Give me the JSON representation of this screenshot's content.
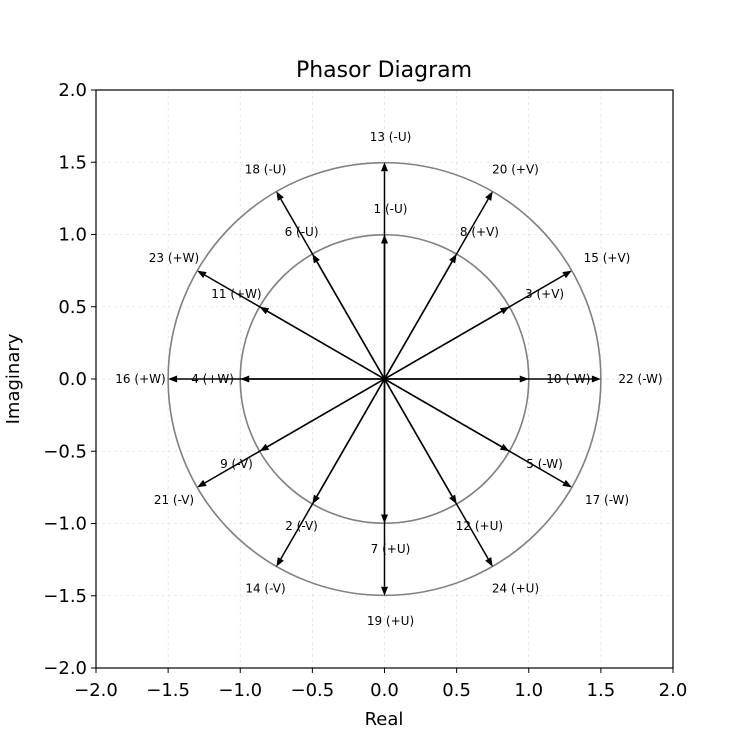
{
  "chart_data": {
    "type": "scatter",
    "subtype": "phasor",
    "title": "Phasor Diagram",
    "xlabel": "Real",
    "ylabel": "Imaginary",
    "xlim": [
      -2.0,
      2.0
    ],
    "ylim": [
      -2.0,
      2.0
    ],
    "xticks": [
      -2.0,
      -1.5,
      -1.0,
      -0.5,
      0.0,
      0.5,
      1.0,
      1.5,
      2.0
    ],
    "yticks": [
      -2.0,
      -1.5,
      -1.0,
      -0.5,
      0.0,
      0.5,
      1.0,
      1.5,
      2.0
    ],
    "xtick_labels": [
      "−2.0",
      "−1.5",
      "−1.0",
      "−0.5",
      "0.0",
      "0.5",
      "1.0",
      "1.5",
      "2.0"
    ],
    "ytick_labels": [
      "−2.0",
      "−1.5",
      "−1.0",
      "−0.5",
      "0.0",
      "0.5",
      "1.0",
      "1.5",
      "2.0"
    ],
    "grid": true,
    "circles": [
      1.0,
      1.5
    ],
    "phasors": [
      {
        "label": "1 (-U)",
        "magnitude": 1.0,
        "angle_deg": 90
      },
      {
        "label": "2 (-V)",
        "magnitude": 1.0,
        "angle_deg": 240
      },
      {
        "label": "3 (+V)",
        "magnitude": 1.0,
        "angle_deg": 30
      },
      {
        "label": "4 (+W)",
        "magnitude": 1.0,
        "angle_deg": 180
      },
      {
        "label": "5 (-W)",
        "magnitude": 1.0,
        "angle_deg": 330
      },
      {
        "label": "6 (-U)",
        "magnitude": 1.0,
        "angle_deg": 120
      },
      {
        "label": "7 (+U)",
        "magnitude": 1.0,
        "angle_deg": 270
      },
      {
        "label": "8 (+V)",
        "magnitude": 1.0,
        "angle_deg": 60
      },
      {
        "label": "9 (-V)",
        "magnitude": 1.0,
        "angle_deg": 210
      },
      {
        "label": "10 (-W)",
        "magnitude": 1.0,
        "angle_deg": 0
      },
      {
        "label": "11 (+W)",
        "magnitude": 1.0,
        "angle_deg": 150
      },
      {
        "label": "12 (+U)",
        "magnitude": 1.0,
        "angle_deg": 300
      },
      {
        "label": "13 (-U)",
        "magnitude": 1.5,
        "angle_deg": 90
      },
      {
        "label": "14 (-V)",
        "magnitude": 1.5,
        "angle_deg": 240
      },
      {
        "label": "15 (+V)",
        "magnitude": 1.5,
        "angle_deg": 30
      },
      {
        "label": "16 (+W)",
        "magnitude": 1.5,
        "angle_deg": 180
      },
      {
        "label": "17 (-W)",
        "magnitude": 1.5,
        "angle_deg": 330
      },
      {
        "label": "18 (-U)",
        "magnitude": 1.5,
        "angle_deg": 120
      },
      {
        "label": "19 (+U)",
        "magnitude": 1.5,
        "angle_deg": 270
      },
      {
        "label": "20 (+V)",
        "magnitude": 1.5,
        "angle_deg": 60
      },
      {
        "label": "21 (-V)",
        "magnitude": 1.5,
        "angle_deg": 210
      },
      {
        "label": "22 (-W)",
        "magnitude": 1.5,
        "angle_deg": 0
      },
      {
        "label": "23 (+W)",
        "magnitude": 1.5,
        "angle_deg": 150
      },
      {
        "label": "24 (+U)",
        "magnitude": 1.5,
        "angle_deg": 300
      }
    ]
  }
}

◆ **DIRECTIONS FOR THIS TASK**
An exact transcription of all the entries is required, without the pictures.

◆ **CORRECT RESPONSE**
Give me the JSON representation of this screenshot's content.
{
  "chart_data": {
    "type": "scatter",
    "subtype": "phasor",
    "title": "Phasor Diagram",
    "xlabel": "Real",
    "ylabel": "Imaginary",
    "xlim": [
      -2.0,
      2.0
    ],
    "ylim": [
      -2.0,
      2.0
    ],
    "xticks": [
      -2.0,
      -1.5,
      -1.0,
      -0.5,
      0.0,
      0.5,
      1.0,
      1.5,
      2.0
    ],
    "yticks": [
      -2.0,
      -1.5,
      -1.0,
      -0.5,
      0.0,
      0.5,
      1.0,
      1.5,
      2.0
    ],
    "xtick_labels": [
      "−2.0",
      "−1.5",
      "−1.0",
      "−0.5",
      "0.0",
      "0.5",
      "1.0",
      "1.5",
      "2.0"
    ],
    "ytick_labels": [
      "−2.0",
      "−1.5",
      "−1.0",
      "−0.5",
      "0.0",
      "0.5",
      "1.0",
      "1.5",
      "2.0"
    ],
    "grid": true,
    "circles": [
      1.0,
      1.5
    ],
    "phasors": [
      {
        "label": "1 (-U)",
        "magnitude": 1.0,
        "angle_deg": 90
      },
      {
        "label": "2 (-V)",
        "magnitude": 1.0,
        "angle_deg": 240
      },
      {
        "label": "3 (+V)",
        "magnitude": 1.0,
        "angle_deg": 30
      },
      {
        "label": "4 (+W)",
        "magnitude": 1.0,
        "angle_deg": 180
      },
      {
        "label": "5 (-W)",
        "magnitude": 1.0,
        "angle_deg": 330
      },
      {
        "label": "6 (-U)",
        "magnitude": 1.0,
        "angle_deg": 120
      },
      {
        "label": "7 (+U)",
        "magnitude": 1.0,
        "angle_deg": 270
      },
      {
        "label": "8 (+V)",
        "magnitude": 1.0,
        "angle_deg": 60
      },
      {
        "label": "9 (-V)",
        "magnitude": 1.0,
        "angle_deg": 210
      },
      {
        "label": "10 (-W)",
        "magnitude": 1.0,
        "angle_deg": 0
      },
      {
        "label": "11 (+W)",
        "magnitude": 1.0,
        "angle_deg": 150
      },
      {
        "label": "12 (+U)",
        "magnitude": 1.0,
        "angle_deg": 300
      },
      {
        "label": "13 (-U)",
        "magnitude": 1.5,
        "angle_deg": 90
      },
      {
        "label": "14 (-V)",
        "magnitude": 1.5,
        "angle_deg": 240
      },
      {
        "label": "15 (+V)",
        "magnitude": 1.5,
        "angle_deg": 30
      },
      {
        "label": "16 (+W)",
        "magnitude": 1.5,
        "angle_deg": 180
      },
      {
        "label": "17 (-W)",
        "magnitude": 1.5,
        "angle_deg": 330
      },
      {
        "label": "18 (-U)",
        "magnitude": 1.5,
        "angle_deg": 120
      },
      {
        "label": "19 (+U)",
        "magnitude": 1.5,
        "angle_deg": 270
      },
      {
        "label": "20 (+V)",
        "magnitude": 1.5,
        "angle_deg": 60
      },
      {
        "label": "21 (-V)",
        "magnitude": 1.5,
        "angle_deg": 210
      },
      {
        "label": "22 (-W)",
        "magnitude": 1.5,
        "angle_deg": 0
      },
      {
        "label": "23 (+W)",
        "magnitude": 1.5,
        "angle_deg": 150
      },
      {
        "label": "24 (+U)",
        "magnitude": 1.5,
        "angle_deg": 300
      }
    ]
  }
}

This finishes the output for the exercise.